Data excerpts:
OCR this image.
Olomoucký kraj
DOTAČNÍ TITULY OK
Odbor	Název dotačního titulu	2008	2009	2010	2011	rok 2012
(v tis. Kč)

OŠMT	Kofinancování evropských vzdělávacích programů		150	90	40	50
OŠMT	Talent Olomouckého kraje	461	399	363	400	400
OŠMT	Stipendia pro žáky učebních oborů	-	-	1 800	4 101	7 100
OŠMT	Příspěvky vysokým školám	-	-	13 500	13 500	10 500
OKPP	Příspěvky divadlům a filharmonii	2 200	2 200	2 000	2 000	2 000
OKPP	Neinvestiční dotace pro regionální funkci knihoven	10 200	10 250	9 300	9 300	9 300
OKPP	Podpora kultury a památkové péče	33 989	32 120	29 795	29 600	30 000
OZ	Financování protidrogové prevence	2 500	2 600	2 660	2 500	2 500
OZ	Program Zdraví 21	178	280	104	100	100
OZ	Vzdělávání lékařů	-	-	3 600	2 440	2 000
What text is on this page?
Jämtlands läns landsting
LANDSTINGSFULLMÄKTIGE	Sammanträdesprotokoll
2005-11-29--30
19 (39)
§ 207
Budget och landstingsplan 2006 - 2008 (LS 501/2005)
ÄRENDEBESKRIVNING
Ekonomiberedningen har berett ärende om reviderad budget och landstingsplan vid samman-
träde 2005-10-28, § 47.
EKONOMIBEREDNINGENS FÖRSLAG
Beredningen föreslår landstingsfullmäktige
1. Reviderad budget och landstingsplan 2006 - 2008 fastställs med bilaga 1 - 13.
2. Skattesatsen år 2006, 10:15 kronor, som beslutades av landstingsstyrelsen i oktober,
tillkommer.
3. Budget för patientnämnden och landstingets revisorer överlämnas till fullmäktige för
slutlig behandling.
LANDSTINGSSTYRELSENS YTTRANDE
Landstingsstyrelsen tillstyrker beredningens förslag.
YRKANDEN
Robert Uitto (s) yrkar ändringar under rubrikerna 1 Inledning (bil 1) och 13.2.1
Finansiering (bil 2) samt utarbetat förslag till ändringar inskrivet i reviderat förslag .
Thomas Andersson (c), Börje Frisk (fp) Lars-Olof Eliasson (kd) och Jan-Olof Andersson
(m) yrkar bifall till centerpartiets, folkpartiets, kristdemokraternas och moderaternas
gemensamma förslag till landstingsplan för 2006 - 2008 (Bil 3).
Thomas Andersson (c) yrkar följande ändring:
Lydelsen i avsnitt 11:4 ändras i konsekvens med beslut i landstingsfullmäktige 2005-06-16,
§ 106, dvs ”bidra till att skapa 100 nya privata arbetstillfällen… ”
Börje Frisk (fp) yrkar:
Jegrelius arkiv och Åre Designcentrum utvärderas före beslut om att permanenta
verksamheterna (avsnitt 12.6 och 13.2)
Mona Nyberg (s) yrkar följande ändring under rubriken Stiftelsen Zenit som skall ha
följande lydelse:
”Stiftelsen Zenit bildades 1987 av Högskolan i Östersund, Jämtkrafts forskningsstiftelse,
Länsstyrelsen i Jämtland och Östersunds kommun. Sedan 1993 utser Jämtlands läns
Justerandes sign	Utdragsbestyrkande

**TASK REQUIREMENTS**
Reproduce every line of the material above exactly.

**OUTPUT OF THE EXERCISE**
OCR this image.
Olomoucký kraj
DOTAČNÍ TITULY OK
Odbor	Název dotačního titulu	2008	2009	2010	2011	rok 2012
(v tis. Kč)

OŠMT	Kofinancování evropských vzdělávacích programů		150	90	40	50
OŠMT	Talent Olomouckého kraje	461	399	363	400	400
OŠMT	Stipendia pro žáky učebních oborů	-	-	1 800	4 101	7 100
OŠMT	Příspěvky vysokým školám	-	-	13 500	13 500	10 500
OKPP	Příspěvky divadlům a filharmonii	2 200	2 200	2 000	2 000	2 000
OKPP	Neinvestiční dotace pro regionální funkci knihoven	10 200	10 250	9 300	9 300	9 300
OKPP	Podpora kultury a památkové péče	33 989	32 120	29 795	29 600	30 000
OZ	Financování protidrogové prevence	2 500	2 600	2 660	2 500	2 500
OZ	Program Zdraví 21	178	280	104	100	100
OZ	Vzdělávání lékařů	-	-	3 600	2 440	2 000
What text is on this page?
Jämtlands läns landsting
LANDSTINGSFULLMÄKTIGE	Sammanträdesprotokoll
2005-11-29--30
19 (39)
§ 207
Budget och landstingsplan 2006 - 2008 (LS 501/2005)
ÄRENDEBESKRIVNING
Ekonomiberedningen har berett ärende om reviderad budget och landstingsplan vid samman-
träde 2005-10-28, § 47.
EKONOMIBEREDNINGENS FÖRSLAG
Beredningen föreslår landstingsfullmäktige
1. Reviderad budget och landstingsplan 2006 - 2008 fastställs med bilaga 1 - 13.
2. Skattesatsen år 2006, 10:15 kronor, som beslutades av landstingsstyrelsen i oktober,
tillkommer.
3. Budget för patientnämnden och landstingets revisorer överlämnas till fullmäktige för
slutlig behandling.
LANDSTINGSSTYRELSENS YTTRANDE
Landstingsstyrelsen tillstyrker beredningens förslag.
YRKANDEN
Robert Uitto (s) yrkar ändringar under rubrikerna 1 Inledning (bil 1) och 13.2.1
Finansiering (bil 2) samt utarbetat förslag till ändringar inskrivet i reviderat förslag .
Thomas Andersson (c), Börje Frisk (fp) Lars-Olof Eliasson (kd) och Jan-Olof Andersson
(m) yrkar bifall till centerpartiets, folkpartiets, kristdemokraternas och moderaternas
gemensamma förslag till landstingsplan för 2006 - 2008 (Bil 3).
Thomas Andersson (c) yrkar följande ändring:
Lydelsen i avsnitt 11:4 ändras i konsekvens med beslut i landstingsfullmäktige 2005-06-16,
§ 106, dvs ”bidra till att skapa 100 nya privata arbetstillfällen… ”
Börje Frisk (fp) yrkar:
Jegrelius arkiv och Åre Designcentrum utvärderas före beslut om att permanenta
verksamheterna (avsnitt 12.6 och 13.2)
Mona Nyberg (s) yrkar följande ändring under rubriken Stiftelsen Zenit som skall ha
följande lydelse:
”Stiftelsen Zenit bildades 1987 av Högskolan i Östersund, Jämtkrafts forskningsstiftelse,
Länsstyrelsen i Jämtland och Östersunds kommun. Sedan 1993 utser Jämtlands läns
Justerandes sign	Utdragsbestyrkande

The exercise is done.